Excerpt from a dataset:
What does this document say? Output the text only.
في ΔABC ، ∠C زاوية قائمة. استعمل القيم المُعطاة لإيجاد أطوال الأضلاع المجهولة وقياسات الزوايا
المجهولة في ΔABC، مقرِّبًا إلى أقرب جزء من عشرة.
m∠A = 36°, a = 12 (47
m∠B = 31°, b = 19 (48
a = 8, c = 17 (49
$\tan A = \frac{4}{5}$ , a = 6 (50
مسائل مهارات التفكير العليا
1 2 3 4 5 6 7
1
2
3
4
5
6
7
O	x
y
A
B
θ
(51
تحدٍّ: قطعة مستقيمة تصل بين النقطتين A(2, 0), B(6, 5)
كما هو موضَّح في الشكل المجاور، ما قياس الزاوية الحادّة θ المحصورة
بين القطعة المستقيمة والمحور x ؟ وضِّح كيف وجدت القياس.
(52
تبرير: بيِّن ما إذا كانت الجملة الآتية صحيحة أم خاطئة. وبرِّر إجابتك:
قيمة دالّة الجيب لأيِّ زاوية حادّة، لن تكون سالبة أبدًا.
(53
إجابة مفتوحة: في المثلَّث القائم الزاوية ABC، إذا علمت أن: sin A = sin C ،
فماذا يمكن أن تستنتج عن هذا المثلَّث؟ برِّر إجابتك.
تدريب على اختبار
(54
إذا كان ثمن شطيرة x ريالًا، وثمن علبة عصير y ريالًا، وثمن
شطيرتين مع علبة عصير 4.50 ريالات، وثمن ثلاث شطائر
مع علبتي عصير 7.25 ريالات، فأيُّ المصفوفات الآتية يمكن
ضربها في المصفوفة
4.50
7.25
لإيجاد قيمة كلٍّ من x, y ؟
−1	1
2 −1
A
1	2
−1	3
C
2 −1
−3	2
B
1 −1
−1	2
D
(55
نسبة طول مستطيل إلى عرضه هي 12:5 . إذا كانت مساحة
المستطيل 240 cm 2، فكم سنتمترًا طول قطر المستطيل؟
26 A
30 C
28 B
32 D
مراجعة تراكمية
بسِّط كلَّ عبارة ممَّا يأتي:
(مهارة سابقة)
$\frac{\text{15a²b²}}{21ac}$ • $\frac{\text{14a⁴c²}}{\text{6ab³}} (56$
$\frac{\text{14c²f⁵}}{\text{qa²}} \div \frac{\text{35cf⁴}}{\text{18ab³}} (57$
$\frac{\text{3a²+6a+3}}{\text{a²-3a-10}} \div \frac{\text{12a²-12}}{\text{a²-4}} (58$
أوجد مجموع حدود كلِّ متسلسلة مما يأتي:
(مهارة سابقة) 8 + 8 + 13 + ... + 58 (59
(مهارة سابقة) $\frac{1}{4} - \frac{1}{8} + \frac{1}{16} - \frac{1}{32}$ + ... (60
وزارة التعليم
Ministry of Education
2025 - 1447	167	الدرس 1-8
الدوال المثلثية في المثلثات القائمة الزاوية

*Directive*: Where a line holds "سابقة", copy that line.

*Problem solution*:
(مهارة سابقة)
(مهارة سابقة) 8 + 8 + 13 + ... + 58 (59
(مهارة سابقة) $\frac{1}{4} - \frac{1}{8} + \frac{1}{16} - \frac{1}{32}$ + ... (60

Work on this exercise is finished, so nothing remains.